Write the listing below out again exactly, dropping the images.

» **RECORDS FOR THIS TASK**:
# # #

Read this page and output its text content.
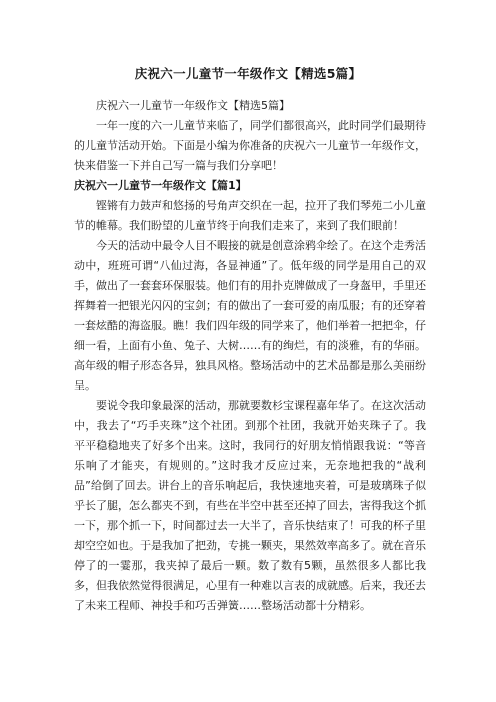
庆祝六一儿童节一年级作文【精选5篇】

庆祝六一儿童节一年级作文【精选5篇】

一年一度的六一儿童节来临了，同学们都很高兴，此时同学们最期待的儿童节活动开始。下面是小编为你准备的庆祝六一儿童节一年级作文，快来借鉴一下并自己写一篇与我们分享吧！

庆祝六一儿童节一年级作文【篇1】

铿锵有力鼓声和悠扬的号角声交织在一起，拉开了我们琴苑二小儿童节的帷幕。我们盼望的儿童节终于向我们走来了，来到了我们眼前！

今天的活动中最令人目不暇接的就是创意涂鸦伞绘了。在这个走秀活动中，班班可谓“八仙过海，各显神通”了。低年级的同学是用自己的双手，做出了一套套环保服装。他们有的用扑克牌做成了一身盔甲，手里还挥舞着一把银光闪闪的宝剑；有的做出了一套可爱的南瓜服；有的还穿着一套炫酷的海盗服。瞧！我们四年级的同学来了，他们举着一把把伞，仔细一看，上面有小鱼、兔子、大树……有的绚烂，有的淡雅，有的华丽。高年级的帽子形态各异，独具风格。整场活动中的艺术品都是那么美丽纷呈。

要说令我印象最深的活动，那就要数杉宝课程嘉年华了。在这次活动中，我去了“巧手夹珠”这个社团。到那个社团，我就开始夹珠子了。我平平稳稳地夹了好多个出来。这时，我同行的好朋友悄悄跟我说：“等音乐响了才能夹，有规则的。”这时我才反应过来，无奈地把我的“战利品”给倒了回去。讲台上的音乐响起后，我快速地夹着，可是玻璃珠子似乎长了腿，怎么都夹不到，有些在半空中甚至还掉了回去，害得我这个抓一下，那个抓一下，时间都过去一大半了，音乐快结束了！可我的杯子里却空空如也。于是我加了把劲，专挑一颗夹，果然效率高多了。就在音乐停了的一霎那，我夹掉了最后一颗。数了数有5颗，虽然很多人都比我多，但我依然觉得很满足，心里有一种难以言表的成就感。后来，我还去了未来工程师、神投手和巧舌弹簧……整场活动都十分精彩。
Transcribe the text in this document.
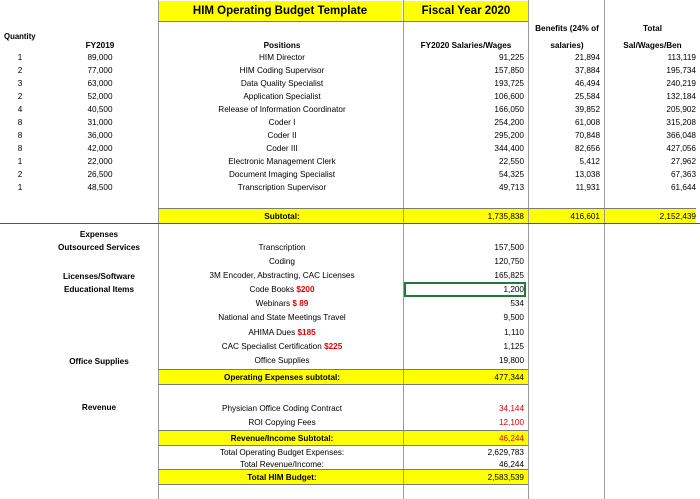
HIM Operating Budget Template	Fiscal Year 2020
Quantity
FY2019	Positions	FY2020 Salaries/Wages
Benefits (24% of
salaries)
Total
Sal/Wages/Ben
1	89,000	HIM Director	91,225	21,894	113,119
2	77,000	HIM Coding Supervisor	157,850	37,884	195,734
3	63,000	Data Quality Specialist	193,725	46,494	240,219
2	52,000	Application Specialist	106,600	25,584	132,184
4	40,500	Release of Information Coordinator	166,050	39,852	205,902
8	31,000	Coder I	254,200	61,008	315,208
8	36,000	Coder II	295,200	70,848	366,048
8	42,000	Coder III	344,400	82,656	427,056
1	22,000	Electronic Management Clerk	22,550	5,412	27,962
2	26,500	Document Imaging Specialist	54,325	13,038	67,363
1	48,500	Transcription Supervisor	49,713	11,931	61,644
Subtotal:	1,735,838	416,601	2,152,439
Expenses
Outsourced Services
Licenses/Software
Educational Items
Office Supplies
Transcription	157,500
Coding	120,750
3M Encoder, Abstracting, CAC Licenses	165,825
Code Books $200	1,200
Webinars $ 89	534
National and State Meetings Travel	9,500
AHIMA Dues $185	1,110
CAC Specialist Certification $225	1,125
Office Supplies	19,800
Operating Expenses subtotal:	477,344
Revenue	Physician Office Coding Contract	34,144
ROI Copying Fees	12,100
Revenue/Income Subtotal:	46,244
Total Operating Budget Expenses:	2,629,783
Total Revenue/Income:	46,244
Total HIM Budget:	2,583,539
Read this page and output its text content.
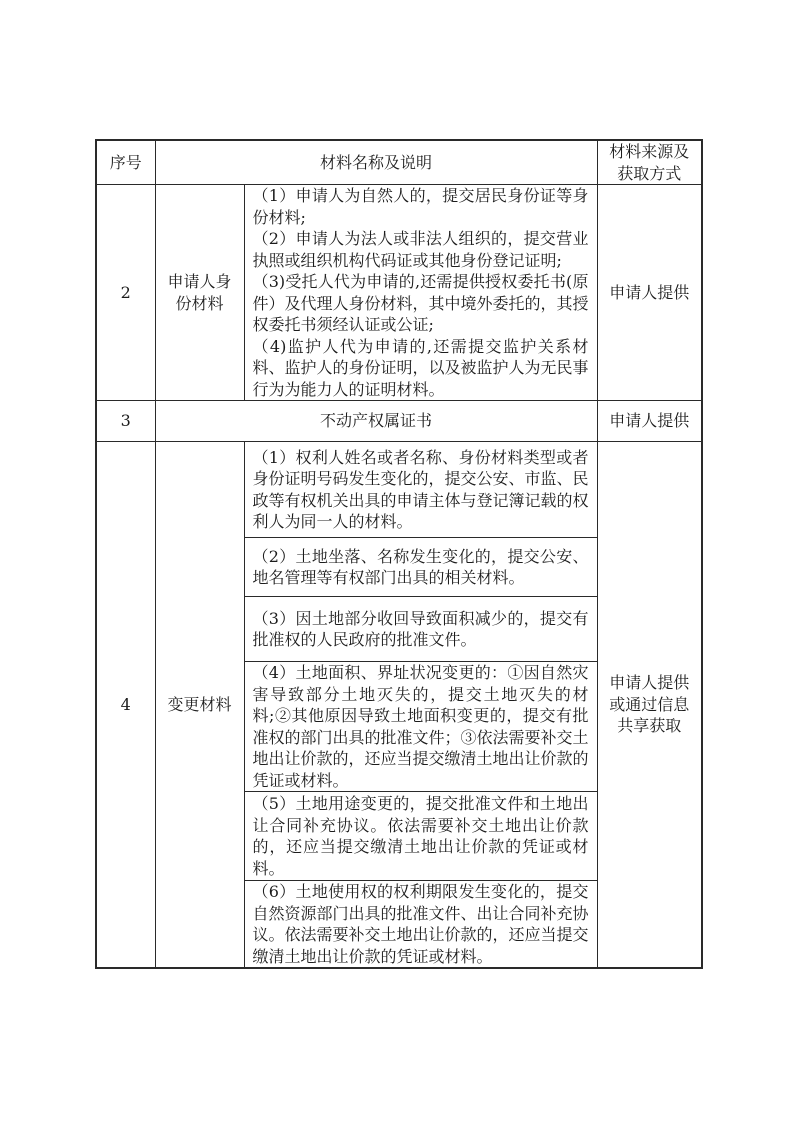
序号	材料名称及说明		材料来源及获取方式

2	申请人身份材料	（1）申请人为自然人的，提交居民身份证等身份材料;

（2）申请人为法人或非法人组织的，提交营业执照或组织机构代码证或其他身份登记证明;

（3)受托人代为申请的,还需提供授权委托书(原件）及代理人身份材料，其中境外委托的，其授权委托书须经认证或公证;

（4)监护人代为申请的,还需提交监护关系材料、监护人的身份证明，以及被监护人为无民事行为为能力人的证明材料。	申请人提供
3	不动产权属证书		申请人提供
4	变更材料	（1）权利人姓名或者名称、身份材料类型或者身份证明号码发生变化的，提交公安、市监、民政等有权机关出具的申请主体与登记簿记载的权利人为同一人的材料。	申请人提供或通过信息共享获取

		（2）土地坐落、名称发生变化的，提交公安、地名管理等有权部门出具的相关材料。	
		（3）因土地部分收回导致面积减少的，提交有批准权的人民政府的批准文件。	
		（4）土地面积、界址状况变更的：①因自然灾害导致部分土地灭失的，提交土地灭失的材料;②其他原因导致土地面积变更的，提交有批准权的部门出具的批准文件；③依法需要补交土地出让价款的，还应当提交缴清土地出让价款的凭证或材料。	
		（5）土地用途变更的，提交批准文件和土地出让合同补充协议。依法需要补交土地出让价款的，还应当提交缴清土地出让价款的凭证或材料。	
		（6）土地使用权的权利期限发生变化的，提交自然资源部门出具的批准文件、出让合同补充协议。依法需要补交土地出让价款的，还应当提交缴清土地出让价款的凭证或材料。	
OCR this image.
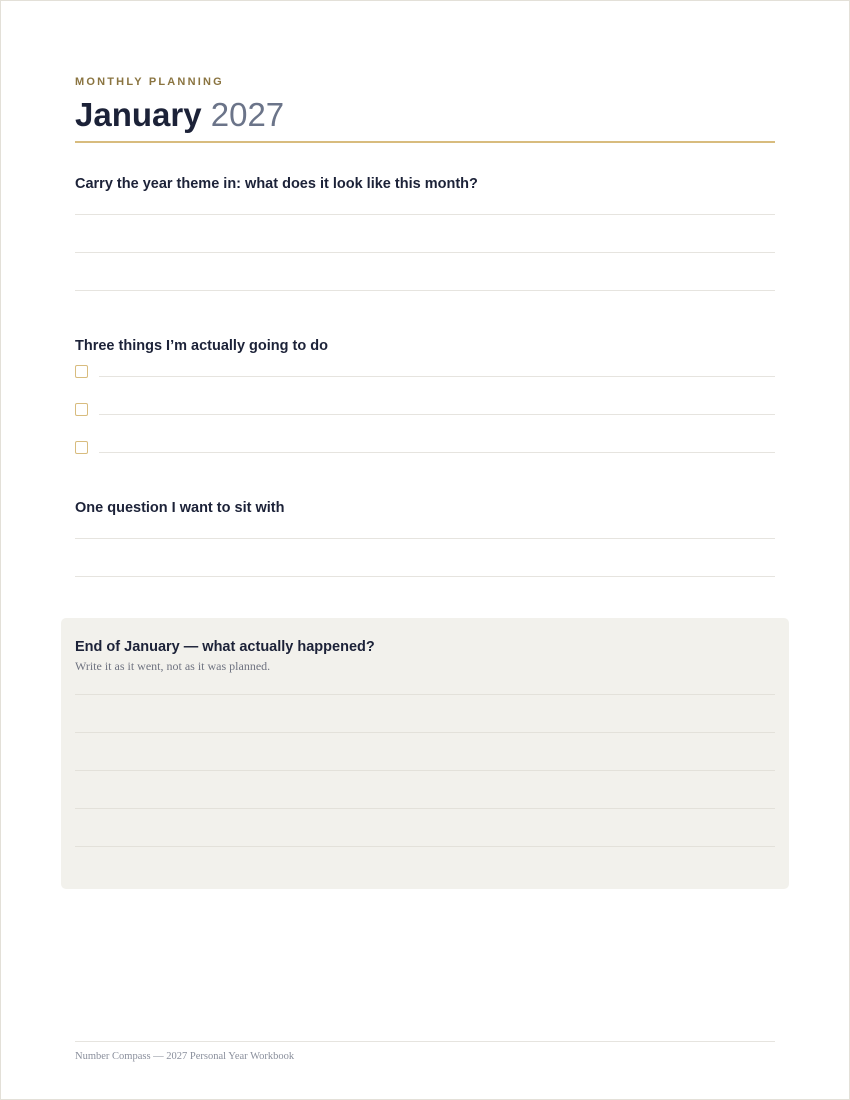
MONTHLY PLANNING
January 2027
Carry the year theme in: what does it look like this month?
Three things I’m actually going to do
One question I want to sit with
End of January — what actually happened?
Write it as it went, not as it was planned.
Number Compass — 2027 Personal Year Workbook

# # #

» **OUTPUT**:
Read this page and output its text content.
庆祝六一儿童节一年级作文【精选5篇】

庆祝六一儿童节一年级作文【精选5篇】

一年一度的六一儿童节来临了，同学们都很高兴，此时同学们最期待的儿童节活动开始。下面是小编为你准备的庆祝六一儿童节一年级作文，快来借鉴一下并自己写一篇与我们分享吧！

庆祝六一儿童节一年级作文【篇1】

铿锵有力鼓声和悠扬的号角声交织在一起，拉开了我们琴苑二小儿童节的帷幕。我们盼望的儿童节终于向我们走来了，来到了我们眼前！

今天的活动中最令人目不暇接的就是创意涂鸦伞绘了。在这个走秀活动中，班班可谓“八仙过海，各显神通”了。低年级的同学是用自己的双手，做出了一套套环保服装。他们有的用扑克牌做成了一身盔甲，手里还挥舞着一把银光闪闪的宝剑；有的做出了一套可爱的南瓜服；有的还穿着一套炫酷的海盗服。瞧！我们四年级的同学来了，他们举着一把把伞，仔细一看，上面有小鱼、兔子、大树……有的绚烂，有的淡雅，有的华丽。高年级的帽子形态各异，独具风格。整场活动中的艺术品都是那么美丽纷呈。

要说令我印象最深的活动，那就要数杉宝课程嘉年华了。在这次活动中，我去了“巧手夹珠”这个社团。到那个社团，我就开始夹珠子了。我平平稳稳地夹了好多个出来。这时，我同行的好朋友悄悄跟我说：“等音乐响了才能夹，有规则的。”这时我才反应过来，无奈地把我的“战利品”给倒了回去。讲台上的音乐响起后，我快速地夹着，可是玻璃珠子似乎长了腿，怎么都夹不到，有些在半空中甚至还掉了回去，害得我这个抓一下，那个抓一下，时间都过去一大半了，音乐快结束了！可我的杯子里却空空如也。于是我加了把劲，专挑一颗夹，果然效率高多了。就在音乐停了的一霎那，我夹掉了最后一颗。数了数有5颗，虽然很多人都比我多，但我依然觉得很满足，心里有一种难以言表的成就感。后来，我还去了未来工程师、神投手和巧舌弹簧……整场活动都十分精彩。
Transcribe the text in this document.
HIM Operating Budget Template	Fiscal Year 2020
Quantity
FY2019	Positions	FY2020 Salaries/Wages
Benefits (24% of
salaries)
Total
Sal/Wages/Ben
1	89,000	HIM Director	91,225	21,894	113,119
2	77,000	HIM Coding Supervisor	157,850	37,884	195,734
3	63,000	Data Quality Specialist	193,725	46,494	240,219
2	52,000	Application Specialist	106,600	25,584	132,184
4	40,500	Release of Information Coordinator	166,050	39,852	205,902
8	31,000	Coder I	254,200	61,008	315,208
8	36,000	Coder II	295,200	70,848	366,048
8	42,000	Coder III	344,400	82,656	427,056
1	22,000	Electronic Management Clerk	22,550	5,412	27,962
2	26,500	Document Imaging Specialist	54,325	13,038	67,363
1	48,500	Transcription Supervisor	49,713	11,931	61,644
Subtotal:	1,735,838	416,601	2,152,439
Expenses
Outsourced Services
Licenses/Software
Educational Items
Office Supplies
Transcription	157,500
Coding	120,750
3M Encoder, Abstracting, CAC Licenses	165,825
Code Books $200	1,200
Webinars $ 89	534
National and State Meetings Travel	9,500
AHIMA Dues $185	1,110
CAC Specialist Certification $225	1,125
Office Supplies	19,800
Operating Expenses subtotal:	477,344
Revenue	Physician Office Coding Contract	34,144
ROI Copying Fees	12,100
Revenue/Income Subtotal:	46,244
Total Operating Budget Expenses:	2,629,783
Total Revenue/Income:	46,244
Total HIM Budget:	2,583,539
Read this page and output its text content.
序号	材料名称及说明		材料来源及获取方式

2	申请人身份材料	（1）申请人为自然人的，提交居民身份证等身份材料;

（2）申请人为法人或非法人组织的，提交营业执照或组织机构代码证或其他身份登记证明;

（3)受托人代为申请的,还需提供授权委托书(原件）及代理人身份材料，其中境外委托的，其授权委托书须经认证或公证;

（4)监护人代为申请的,还需提交监护关系材料、监护人的身份证明，以及被监护人为无民事行为为能力人的证明材料。	申请人提供
3	不动产权属证书		申请人提供
4	变更材料	（1）权利人姓名或者名称、身份材料类型或者身份证明号码发生变化的，提交公安、市监、民政等有权机关出具的申请主体与登记簿记载的权利人为同一人的材料。	申请人提供或通过信息共享获取

		（2）土地坐落、名称发生变化的，提交公安、地名管理等有权部门出具的相关材料。	
		（3）因土地部分收回导致面积减少的，提交有批准权的人民政府的批准文件。	
		（4）土地面积、界址状况变更的：①因自然灾害导致部分土地灭失的，提交土地灭失的材料;②其他原因导致土地面积变更的，提交有批准权的部门出具的批准文件；③依法需要补交土地出让价款的，还应当提交缴清土地出让价款的凭证或材料。	
		（5）土地用途变更的，提交批准文件和土地出让合同补充协议。依法需要补交土地出让价款的，还应当提交缴清土地出让价款的凭证或材料。	
		（6）土地使用权的权利期限发生变化的，提交自然资源部门出具的批准文件、出让合同补充协议。依法需要补交土地出让价款的，还应当提交缴清土地出让价款的凭证或材料。	
OCR this image.
MONTHLY PLANNING
January 2027
Carry the year theme in: what does it look like this month?
Three things I’m actually going to do
One question I want to sit with
End of January — what actually happened?
Write it as it went, not as it was planned.
Number Compass — 2027 Personal Year Workbook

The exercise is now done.